-- Begin MATERIAL SHOWN --

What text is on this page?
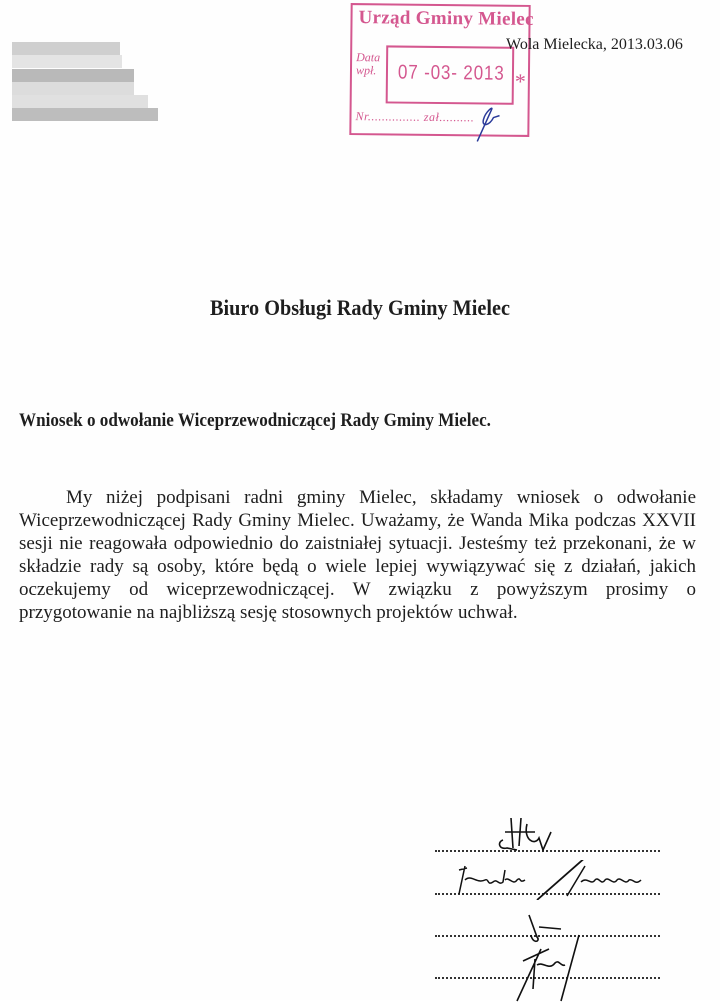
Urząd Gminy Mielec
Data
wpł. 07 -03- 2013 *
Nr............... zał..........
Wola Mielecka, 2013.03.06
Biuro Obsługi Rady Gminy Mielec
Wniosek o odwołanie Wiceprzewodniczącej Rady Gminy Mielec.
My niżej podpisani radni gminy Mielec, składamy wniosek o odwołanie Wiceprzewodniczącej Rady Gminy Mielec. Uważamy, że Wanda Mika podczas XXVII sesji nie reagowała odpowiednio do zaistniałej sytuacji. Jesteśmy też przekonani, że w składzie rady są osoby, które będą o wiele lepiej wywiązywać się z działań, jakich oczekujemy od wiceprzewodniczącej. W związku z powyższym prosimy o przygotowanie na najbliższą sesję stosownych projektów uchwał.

-- End MATERIAL SHOWN --

▶ **WORK REQUIRED**:
Pictures are excluded; copy all other data exactly as shown.

▶ **TASK RESULT**:
What text is on this page?
Urząd Gminy Mielec
Data
wpł. 07 -03- 2013 *
Nr............... zał..........
Wola Mielecka, 2013.03.06
Biuro Obsługi Rady Gminy Mielec
Wniosek o odwołanie Wiceprzewodniczącej Rady Gminy Mielec.
My niżej podpisani radni gminy Mielec, składamy wniosek o odwołanie Wiceprzewodniczącej Rady Gminy Mielec. Uważamy, że Wanda Mika podczas XXVII sesji nie reagowała odpowiednio do zaistniałej sytuacji. Jesteśmy też przekonani, że w składzie rady są osoby, które będą o wiele lepiej wywiązywać się z działań, jakich oczekujemy od wiceprzewodniczącej. W związku z powyższym prosimy o przygotowanie na najbliższą sesję stosownych projektów uchwał.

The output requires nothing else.